◆ **PROVIDED DATA**

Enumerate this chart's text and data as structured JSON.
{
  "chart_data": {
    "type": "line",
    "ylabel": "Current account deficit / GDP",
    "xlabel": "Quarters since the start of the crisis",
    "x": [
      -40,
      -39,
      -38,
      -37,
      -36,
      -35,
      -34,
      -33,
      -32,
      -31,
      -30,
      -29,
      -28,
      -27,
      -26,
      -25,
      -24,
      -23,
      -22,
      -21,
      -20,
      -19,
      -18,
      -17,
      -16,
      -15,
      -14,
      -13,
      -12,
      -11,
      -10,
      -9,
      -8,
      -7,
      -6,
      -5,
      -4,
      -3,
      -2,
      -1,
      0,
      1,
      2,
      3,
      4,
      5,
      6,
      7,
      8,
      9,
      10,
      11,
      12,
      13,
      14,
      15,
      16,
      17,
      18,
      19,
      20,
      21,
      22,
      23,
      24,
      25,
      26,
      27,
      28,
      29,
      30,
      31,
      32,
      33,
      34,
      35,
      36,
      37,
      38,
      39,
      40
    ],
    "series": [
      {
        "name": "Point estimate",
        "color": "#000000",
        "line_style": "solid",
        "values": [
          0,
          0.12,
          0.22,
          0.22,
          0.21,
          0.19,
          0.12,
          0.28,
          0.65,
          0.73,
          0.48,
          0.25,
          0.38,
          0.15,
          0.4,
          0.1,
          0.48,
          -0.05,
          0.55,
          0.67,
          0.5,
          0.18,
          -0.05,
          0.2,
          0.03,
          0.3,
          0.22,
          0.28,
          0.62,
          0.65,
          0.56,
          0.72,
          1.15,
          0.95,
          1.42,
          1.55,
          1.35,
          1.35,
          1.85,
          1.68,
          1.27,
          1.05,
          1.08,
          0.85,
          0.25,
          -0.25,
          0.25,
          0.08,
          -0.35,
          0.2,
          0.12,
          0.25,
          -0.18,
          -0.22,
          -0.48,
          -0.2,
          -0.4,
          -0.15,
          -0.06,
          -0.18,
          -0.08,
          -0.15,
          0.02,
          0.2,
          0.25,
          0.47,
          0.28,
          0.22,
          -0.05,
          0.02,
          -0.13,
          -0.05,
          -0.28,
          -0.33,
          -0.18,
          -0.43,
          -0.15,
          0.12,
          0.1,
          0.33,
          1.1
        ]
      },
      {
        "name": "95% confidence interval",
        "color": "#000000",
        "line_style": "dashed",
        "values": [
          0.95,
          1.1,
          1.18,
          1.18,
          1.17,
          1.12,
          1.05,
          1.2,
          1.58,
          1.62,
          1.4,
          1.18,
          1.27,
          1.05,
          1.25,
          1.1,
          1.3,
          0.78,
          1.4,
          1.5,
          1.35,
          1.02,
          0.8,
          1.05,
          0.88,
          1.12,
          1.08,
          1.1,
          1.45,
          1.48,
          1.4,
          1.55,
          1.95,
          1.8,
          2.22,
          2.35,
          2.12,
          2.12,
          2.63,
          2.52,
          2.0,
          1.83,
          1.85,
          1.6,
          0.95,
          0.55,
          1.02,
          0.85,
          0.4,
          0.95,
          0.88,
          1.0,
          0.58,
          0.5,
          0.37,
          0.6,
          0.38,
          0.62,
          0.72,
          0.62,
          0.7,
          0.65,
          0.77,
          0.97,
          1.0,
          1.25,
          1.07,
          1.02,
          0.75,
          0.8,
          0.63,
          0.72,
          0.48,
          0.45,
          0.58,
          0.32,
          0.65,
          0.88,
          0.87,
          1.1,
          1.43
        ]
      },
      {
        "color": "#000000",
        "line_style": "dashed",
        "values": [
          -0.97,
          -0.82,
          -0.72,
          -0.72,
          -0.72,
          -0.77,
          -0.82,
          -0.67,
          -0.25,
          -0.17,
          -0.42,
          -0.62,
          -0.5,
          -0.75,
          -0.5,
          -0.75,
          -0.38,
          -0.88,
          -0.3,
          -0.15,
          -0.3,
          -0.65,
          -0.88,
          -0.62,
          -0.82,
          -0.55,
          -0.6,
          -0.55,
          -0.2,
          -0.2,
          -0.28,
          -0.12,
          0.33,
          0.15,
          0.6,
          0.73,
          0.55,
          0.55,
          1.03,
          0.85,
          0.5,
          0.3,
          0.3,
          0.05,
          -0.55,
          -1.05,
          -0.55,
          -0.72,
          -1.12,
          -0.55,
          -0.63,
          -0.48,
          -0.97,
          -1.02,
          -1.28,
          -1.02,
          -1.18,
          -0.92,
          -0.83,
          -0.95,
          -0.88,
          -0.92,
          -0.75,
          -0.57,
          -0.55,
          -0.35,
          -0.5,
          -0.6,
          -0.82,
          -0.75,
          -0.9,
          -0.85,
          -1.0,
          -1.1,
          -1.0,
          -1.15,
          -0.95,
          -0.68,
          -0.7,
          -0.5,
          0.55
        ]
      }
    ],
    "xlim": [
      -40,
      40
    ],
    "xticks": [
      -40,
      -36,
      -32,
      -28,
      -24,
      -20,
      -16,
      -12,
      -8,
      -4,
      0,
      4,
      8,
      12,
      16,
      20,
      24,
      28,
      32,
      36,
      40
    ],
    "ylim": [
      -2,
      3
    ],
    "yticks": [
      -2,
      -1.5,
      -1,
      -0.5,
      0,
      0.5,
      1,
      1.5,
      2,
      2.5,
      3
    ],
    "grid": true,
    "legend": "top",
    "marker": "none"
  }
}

◆ **GOAL OF THE EXERCISE**
Show the lines where the word "name" appears in the entries.

◆ **ANSWER FOR THIS EXERCISE**
        "name": "Point estimate",
        "name": "95% confidence interval",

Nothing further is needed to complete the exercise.